*Extracted records*:
☆ ☆ ☆ ☆ ☆ ☆ ☆

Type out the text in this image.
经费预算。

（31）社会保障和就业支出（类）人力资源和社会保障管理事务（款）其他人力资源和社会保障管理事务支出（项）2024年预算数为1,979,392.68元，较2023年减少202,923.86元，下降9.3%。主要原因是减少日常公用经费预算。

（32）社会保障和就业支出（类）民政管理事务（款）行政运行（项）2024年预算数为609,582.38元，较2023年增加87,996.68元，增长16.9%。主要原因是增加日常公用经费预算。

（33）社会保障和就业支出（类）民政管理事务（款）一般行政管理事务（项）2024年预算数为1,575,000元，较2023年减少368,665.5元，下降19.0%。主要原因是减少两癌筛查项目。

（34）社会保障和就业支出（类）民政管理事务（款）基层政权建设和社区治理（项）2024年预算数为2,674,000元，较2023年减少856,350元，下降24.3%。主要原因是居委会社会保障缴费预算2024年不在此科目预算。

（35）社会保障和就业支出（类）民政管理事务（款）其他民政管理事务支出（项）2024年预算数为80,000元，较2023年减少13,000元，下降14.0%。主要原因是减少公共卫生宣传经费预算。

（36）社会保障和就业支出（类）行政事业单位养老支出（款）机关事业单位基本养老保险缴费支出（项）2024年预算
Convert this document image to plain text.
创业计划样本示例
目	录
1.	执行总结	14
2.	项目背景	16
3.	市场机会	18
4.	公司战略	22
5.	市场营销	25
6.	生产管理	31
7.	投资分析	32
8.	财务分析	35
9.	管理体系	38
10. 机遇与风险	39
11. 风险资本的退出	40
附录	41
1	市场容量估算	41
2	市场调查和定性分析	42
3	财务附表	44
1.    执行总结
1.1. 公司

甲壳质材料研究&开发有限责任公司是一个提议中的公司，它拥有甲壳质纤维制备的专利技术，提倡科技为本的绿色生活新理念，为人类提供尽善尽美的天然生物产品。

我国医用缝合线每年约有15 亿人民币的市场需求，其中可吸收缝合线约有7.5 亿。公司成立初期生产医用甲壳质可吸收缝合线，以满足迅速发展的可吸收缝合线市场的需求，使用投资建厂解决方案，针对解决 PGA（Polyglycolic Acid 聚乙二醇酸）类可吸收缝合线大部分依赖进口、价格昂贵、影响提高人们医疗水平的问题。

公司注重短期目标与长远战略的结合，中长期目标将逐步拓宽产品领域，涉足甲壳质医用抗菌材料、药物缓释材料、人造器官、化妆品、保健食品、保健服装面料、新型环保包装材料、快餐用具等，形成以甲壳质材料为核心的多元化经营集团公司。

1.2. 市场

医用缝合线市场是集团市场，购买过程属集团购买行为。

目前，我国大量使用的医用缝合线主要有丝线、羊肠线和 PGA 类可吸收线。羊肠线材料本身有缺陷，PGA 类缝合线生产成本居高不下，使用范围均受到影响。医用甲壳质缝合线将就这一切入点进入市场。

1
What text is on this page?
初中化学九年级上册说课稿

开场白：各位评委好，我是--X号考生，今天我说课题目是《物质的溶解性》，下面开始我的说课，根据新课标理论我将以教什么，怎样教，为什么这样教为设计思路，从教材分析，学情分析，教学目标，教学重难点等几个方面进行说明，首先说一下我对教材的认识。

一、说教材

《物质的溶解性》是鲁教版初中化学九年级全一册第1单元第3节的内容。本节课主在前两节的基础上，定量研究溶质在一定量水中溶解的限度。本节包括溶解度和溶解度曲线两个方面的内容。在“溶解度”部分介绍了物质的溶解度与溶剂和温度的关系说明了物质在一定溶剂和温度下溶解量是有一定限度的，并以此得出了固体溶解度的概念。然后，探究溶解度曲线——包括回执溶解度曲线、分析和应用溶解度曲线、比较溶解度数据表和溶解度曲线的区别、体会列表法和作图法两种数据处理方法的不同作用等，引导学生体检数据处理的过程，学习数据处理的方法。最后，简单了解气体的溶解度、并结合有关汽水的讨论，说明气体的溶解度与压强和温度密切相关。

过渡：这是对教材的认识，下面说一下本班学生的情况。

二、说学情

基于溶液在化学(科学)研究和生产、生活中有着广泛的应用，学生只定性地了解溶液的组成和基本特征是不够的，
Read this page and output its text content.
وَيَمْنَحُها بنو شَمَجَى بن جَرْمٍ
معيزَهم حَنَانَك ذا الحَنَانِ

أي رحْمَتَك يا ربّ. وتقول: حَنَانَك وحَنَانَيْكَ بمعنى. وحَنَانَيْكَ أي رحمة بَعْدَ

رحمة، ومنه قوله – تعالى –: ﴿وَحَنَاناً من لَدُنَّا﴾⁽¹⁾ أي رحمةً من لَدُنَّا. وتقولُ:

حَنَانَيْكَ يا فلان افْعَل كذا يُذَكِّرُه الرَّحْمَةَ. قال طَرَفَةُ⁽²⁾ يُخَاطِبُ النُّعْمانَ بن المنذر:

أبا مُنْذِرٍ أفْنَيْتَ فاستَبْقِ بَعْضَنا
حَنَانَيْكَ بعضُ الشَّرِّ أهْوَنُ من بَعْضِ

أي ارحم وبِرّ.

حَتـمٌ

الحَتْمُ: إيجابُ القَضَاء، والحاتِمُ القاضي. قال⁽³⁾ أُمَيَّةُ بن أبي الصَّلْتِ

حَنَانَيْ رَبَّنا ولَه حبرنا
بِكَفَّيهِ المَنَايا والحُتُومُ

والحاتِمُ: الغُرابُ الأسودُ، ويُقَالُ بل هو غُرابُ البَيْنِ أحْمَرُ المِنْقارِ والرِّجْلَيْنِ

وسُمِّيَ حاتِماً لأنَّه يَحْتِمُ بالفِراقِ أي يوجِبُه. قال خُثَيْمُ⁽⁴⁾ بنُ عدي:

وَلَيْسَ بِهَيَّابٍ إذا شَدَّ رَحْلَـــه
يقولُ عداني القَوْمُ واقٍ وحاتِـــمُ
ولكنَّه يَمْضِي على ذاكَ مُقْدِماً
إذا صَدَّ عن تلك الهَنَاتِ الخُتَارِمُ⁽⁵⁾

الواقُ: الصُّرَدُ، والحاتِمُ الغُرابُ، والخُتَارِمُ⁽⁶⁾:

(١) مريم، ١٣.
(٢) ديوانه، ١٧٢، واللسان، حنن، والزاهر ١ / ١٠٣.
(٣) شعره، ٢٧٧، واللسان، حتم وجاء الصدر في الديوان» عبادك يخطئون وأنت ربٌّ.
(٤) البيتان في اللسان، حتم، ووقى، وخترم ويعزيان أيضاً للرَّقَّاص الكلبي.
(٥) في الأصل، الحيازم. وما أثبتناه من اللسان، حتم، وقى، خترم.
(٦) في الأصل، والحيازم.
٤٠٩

☆ ☆ ☆ ☆ ☆ ☆ ☆

*What the task asks*: Go through the listing above and restate it word for word.

*Answer to the problem*:
Type out the text in this image.
经费预算。

（31）社会保障和就业支出（类）人力资源和社会保障管理事务（款）其他人力资源和社会保障管理事务支出（项）2024年预算数为1,979,392.68元，较2023年减少202,923.86元，下降9.3%。主要原因是减少日常公用经费预算。

（32）社会保障和就业支出（类）民政管理事务（款）行政运行（项）2024年预算数为609,582.38元，较2023年增加87,996.68元，增长16.9%。主要原因是增加日常公用经费预算。

（33）社会保障和就业支出（类）民政管理事务（款）一般行政管理事务（项）2024年预算数为1,575,000元，较2023年减少368,665.5元，下降19.0%。主要原因是减少两癌筛查项目。

（34）社会保障和就业支出（类）民政管理事务（款）基层政权建设和社区治理（项）2024年预算数为2,674,000元，较2023年减少856,350元，下降24.3%。主要原因是居委会社会保障缴费预算2024年不在此科目预算。

（35）社会保障和就业支出（类）民政管理事务（款）其他民政管理事务支出（项）2024年预算数为80,000元，较2023年减少13,000元，下降14.0%。主要原因是减少公共卫生宣传经费预算。

（36）社会保障和就业支出（类）行政事业单位养老支出（款）机关事业单位基本养老保险缴费支出（项）2024年预算
Convert this document image to plain text.
创业计划样本示例
目	录
1.	执行总结	14
2.	项目背景	16
3.	市场机会	18
4.	公司战略	22
5.	市场营销	25
6.	生产管理	31
7.	投资分析	32
8.	财务分析	35
9.	管理体系	38
10. 机遇与风险	39
11. 风险资本的退出	40
附录	41
1	市场容量估算	41
2	市场调查和定性分析	42
3	财务附表	44
1.    执行总结
1.1. 公司

甲壳质材料研究&开发有限责任公司是一个提议中的公司，它拥有甲壳质纤维制备的专利技术，提倡科技为本的绿色生活新理念，为人类提供尽善尽美的天然生物产品。

我国医用缝合线每年约有15 亿人民币的市场需求，其中可吸收缝合线约有7.5 亿。公司成立初期生产医用甲壳质可吸收缝合线，以满足迅速发展的可吸收缝合线市场的需求，使用投资建厂解决方案，针对解决 PGA（Polyglycolic Acid 聚乙二醇酸）类可吸收缝合线大部分依赖进口、价格昂贵、影响提高人们医疗水平的问题。

公司注重短期目标与长远战略的结合，中长期目标将逐步拓宽产品领域，涉足甲壳质医用抗菌材料、药物缓释材料、人造器官、化妆品、保健食品、保健服装面料、新型环保包装材料、快餐用具等，形成以甲壳质材料为核心的多元化经营集团公司。

1.2. 市场

医用缝合线市场是集团市场，购买过程属集团购买行为。

目前，我国大量使用的医用缝合线主要有丝线、羊肠线和 PGA 类可吸收线。羊肠线材料本身有缺陷，PGA 类缝合线生产成本居高不下，使用范围均受到影响。医用甲壳质缝合线将就这一切入点进入市场。

1
What text is on this page?
初中化学九年级上册说课稿

开场白：各位评委好，我是--X号考生，今天我说课题目是《物质的溶解性》，下面开始我的说课，根据新课标理论我将以教什么，怎样教，为什么这样教为设计思路，从教材分析，学情分析，教学目标，教学重难点等几个方面进行说明，首先说一下我对教材的认识。

一、说教材

《物质的溶解性》是鲁教版初中化学九年级全一册第1单元第3节的内容。本节课主在前两节的基础上，定量研究溶质在一定量水中溶解的限度。本节包括溶解度和溶解度曲线两个方面的内容。在“溶解度”部分介绍了物质的溶解度与溶剂和温度的关系说明了物质在一定溶剂和温度下溶解量是有一定限度的，并以此得出了固体溶解度的概念。然后，探究溶解度曲线——包括回执溶解度曲线、分析和应用溶解度曲线、比较溶解度数据表和溶解度曲线的区别、体会列表法和作图法两种数据处理方法的不同作用等，引导学生体检数据处理的过程，学习数据处理的方法。最后，简单了解气体的溶解度、并结合有关汽水的讨论，说明气体的溶解度与压强和温度密切相关。

过渡：这是对教材的认识，下面说一下本班学生的情况。

二、说学情

基于溶液在化学(科学)研究和生产、生活中有着广泛的应用，学生只定性地了解溶液的组成和基本特征是不够的，
Read this page and output its text content.
وَيَمْنَحُها بنو شَمَجَى بن جَرْمٍ
معيزَهم حَنَانَك ذا الحَنَانِ

أي رحْمَتَك يا ربّ. وتقول: حَنَانَك وحَنَانَيْكَ بمعنى. وحَنَانَيْكَ أي رحمة بَعْدَ

رحمة، ومنه قوله – تعالى –: ﴿وَحَنَاناً من لَدُنَّا﴾⁽¹⁾ أي رحمةً من لَدُنَّا. وتقولُ:

حَنَانَيْكَ يا فلان افْعَل كذا يُذَكِّرُه الرَّحْمَةَ. قال طَرَفَةُ⁽²⁾ يُخَاطِبُ النُّعْمانَ بن المنذر:

أبا مُنْذِرٍ أفْنَيْتَ فاستَبْقِ بَعْضَنا
حَنَانَيْكَ بعضُ الشَّرِّ أهْوَنُ من بَعْضِ

أي ارحم وبِرّ.

حَتـمٌ

الحَتْمُ: إيجابُ القَضَاء، والحاتِمُ القاضي. قال⁽³⁾ أُمَيَّةُ بن أبي الصَّلْتِ

حَنَانَيْ رَبَّنا ولَه حبرنا
بِكَفَّيهِ المَنَايا والحُتُومُ

والحاتِمُ: الغُرابُ الأسودُ، ويُقَالُ بل هو غُرابُ البَيْنِ أحْمَرُ المِنْقارِ والرِّجْلَيْنِ

وسُمِّيَ حاتِماً لأنَّه يَحْتِمُ بالفِراقِ أي يوجِبُه. قال خُثَيْمُ⁽⁴⁾ بنُ عدي:

وَلَيْسَ بِهَيَّابٍ إذا شَدَّ رَحْلَـــه
يقولُ عداني القَوْمُ واقٍ وحاتِـــمُ
ولكنَّه يَمْضِي على ذاكَ مُقْدِماً
إذا صَدَّ عن تلك الهَنَاتِ الخُتَارِمُ⁽⁵⁾

الواقُ: الصُّرَدُ، والحاتِمُ الغُرابُ، والخُتَارِمُ⁽⁶⁾:

(١) مريم، ١٣.
(٢) ديوانه، ١٧٢، واللسان، حنن، والزاهر ١ / ١٠٣.
(٣) شعره، ٢٧٧، واللسان، حتم وجاء الصدر في الديوان» عبادك يخطئون وأنت ربٌّ.
(٤) البيتان في اللسان، حتم، ووقى، وخترم ويعزيان أيضاً للرَّقَّاص الكلبي.
(٥) في الأصل، الحيازم. وما أثبتناه من اللسان، حتم، وقى، خترم.
(٦) في الأصل، والحيازم.
٤٠٩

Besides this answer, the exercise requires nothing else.